[start of Source records]

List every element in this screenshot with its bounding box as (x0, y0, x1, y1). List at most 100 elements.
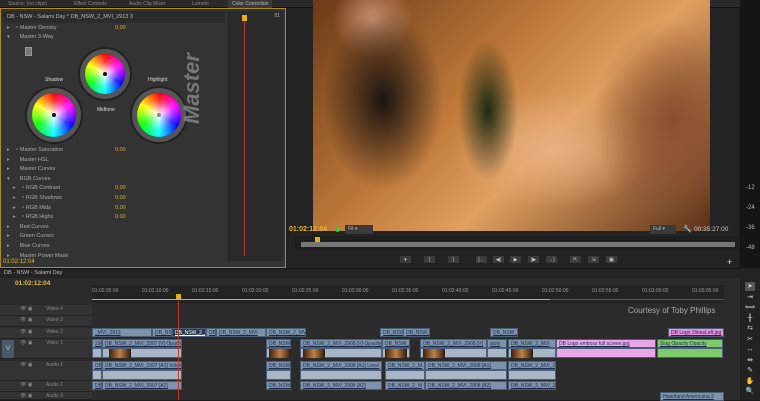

[end of Source records]
[start of Source records]

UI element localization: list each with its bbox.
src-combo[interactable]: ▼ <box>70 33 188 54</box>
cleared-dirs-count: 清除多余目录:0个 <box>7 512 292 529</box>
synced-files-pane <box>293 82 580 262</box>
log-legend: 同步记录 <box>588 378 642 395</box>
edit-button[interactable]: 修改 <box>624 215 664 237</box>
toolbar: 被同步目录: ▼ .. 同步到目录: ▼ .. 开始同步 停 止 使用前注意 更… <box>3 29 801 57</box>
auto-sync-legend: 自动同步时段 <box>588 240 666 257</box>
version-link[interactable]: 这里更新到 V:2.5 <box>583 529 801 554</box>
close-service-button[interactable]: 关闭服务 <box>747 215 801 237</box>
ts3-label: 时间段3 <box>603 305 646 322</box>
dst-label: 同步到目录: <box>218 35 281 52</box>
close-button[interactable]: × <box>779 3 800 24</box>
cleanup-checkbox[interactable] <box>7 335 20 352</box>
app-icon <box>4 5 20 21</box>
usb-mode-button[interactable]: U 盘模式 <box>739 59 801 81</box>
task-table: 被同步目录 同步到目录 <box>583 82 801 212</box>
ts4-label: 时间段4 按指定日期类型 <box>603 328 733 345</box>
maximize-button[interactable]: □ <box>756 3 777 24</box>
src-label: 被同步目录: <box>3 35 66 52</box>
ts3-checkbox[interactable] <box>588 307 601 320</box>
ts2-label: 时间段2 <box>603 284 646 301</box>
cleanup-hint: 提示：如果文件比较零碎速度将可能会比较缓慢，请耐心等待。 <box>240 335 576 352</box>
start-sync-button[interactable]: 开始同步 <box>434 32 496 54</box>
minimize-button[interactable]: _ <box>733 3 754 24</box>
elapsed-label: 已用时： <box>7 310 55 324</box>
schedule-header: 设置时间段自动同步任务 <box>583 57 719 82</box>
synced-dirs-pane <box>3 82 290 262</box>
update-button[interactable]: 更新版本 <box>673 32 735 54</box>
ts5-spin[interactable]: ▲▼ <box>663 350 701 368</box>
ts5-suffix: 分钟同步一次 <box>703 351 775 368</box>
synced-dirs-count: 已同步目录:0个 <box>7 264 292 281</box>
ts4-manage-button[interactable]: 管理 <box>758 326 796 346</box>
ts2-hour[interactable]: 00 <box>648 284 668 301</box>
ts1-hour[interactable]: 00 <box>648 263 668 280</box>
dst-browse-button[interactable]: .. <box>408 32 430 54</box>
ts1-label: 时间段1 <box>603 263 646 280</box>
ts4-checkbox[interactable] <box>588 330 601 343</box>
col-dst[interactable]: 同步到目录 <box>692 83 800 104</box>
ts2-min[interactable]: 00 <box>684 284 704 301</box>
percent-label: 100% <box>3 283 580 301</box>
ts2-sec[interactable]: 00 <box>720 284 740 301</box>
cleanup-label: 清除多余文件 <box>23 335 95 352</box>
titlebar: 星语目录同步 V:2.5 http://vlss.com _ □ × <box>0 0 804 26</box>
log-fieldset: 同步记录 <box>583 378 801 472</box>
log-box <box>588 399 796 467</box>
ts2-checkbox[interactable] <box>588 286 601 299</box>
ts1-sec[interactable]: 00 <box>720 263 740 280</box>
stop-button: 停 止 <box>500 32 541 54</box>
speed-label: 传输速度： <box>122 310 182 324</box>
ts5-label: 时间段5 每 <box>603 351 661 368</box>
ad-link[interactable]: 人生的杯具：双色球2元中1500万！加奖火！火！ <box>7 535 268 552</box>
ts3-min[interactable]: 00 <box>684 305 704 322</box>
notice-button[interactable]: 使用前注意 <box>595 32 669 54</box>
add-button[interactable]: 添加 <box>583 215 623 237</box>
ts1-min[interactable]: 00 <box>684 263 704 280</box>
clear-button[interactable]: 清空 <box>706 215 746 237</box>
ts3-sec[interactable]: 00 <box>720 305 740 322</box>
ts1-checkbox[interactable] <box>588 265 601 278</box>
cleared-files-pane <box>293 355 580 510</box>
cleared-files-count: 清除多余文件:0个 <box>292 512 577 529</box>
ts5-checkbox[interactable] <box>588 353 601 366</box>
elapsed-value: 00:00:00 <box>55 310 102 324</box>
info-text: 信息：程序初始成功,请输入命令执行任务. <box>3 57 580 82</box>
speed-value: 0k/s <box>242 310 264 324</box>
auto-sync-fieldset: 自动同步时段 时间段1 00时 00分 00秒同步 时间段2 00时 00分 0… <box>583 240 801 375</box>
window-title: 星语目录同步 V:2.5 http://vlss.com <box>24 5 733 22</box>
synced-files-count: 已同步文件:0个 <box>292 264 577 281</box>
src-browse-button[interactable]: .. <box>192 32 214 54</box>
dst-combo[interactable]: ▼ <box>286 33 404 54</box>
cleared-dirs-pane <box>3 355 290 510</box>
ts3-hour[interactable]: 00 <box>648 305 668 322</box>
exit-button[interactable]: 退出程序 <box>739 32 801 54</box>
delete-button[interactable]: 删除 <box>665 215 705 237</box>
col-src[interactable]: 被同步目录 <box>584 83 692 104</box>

[end of Source records]

### Requirement
Update the material starting at the line that contains "UI element localization: list" and ending at the line that contains "ts3-label: 时间段3 <box>603 305 646 322</box>" by changing "interactable" to "clickable" and leaving everything else the same. Return only those lines.

### Answer
UI element localization: list each with its bbox.
src-combo[clickable]: ▼ <box>70 33 188 54</box>
cleared-dirs-count: 清除多余目录:0个 <box>7 512 292 529</box>
synced-files-pane <box>293 82 580 262</box>
log-legend: 同步记录 <box>588 378 642 395</box>
edit-button[clickable]: 修改 <box>624 215 664 237</box>
toolbar: 被同步目录: ▼ .. 同步到目录: ▼ .. 开始同步 停 止 使用前注意 更… <box>3 29 801 57</box>
auto-sync-legend: 自动同步时段 <box>588 240 666 257</box>
version-link[clickable]: 这里更新到 V:2.5 <box>583 529 801 554</box>
close-service-button[clickable]: 关闭服务 <box>747 215 801 237</box>
ts3-label: 时间段3 <box>603 305 646 322</box>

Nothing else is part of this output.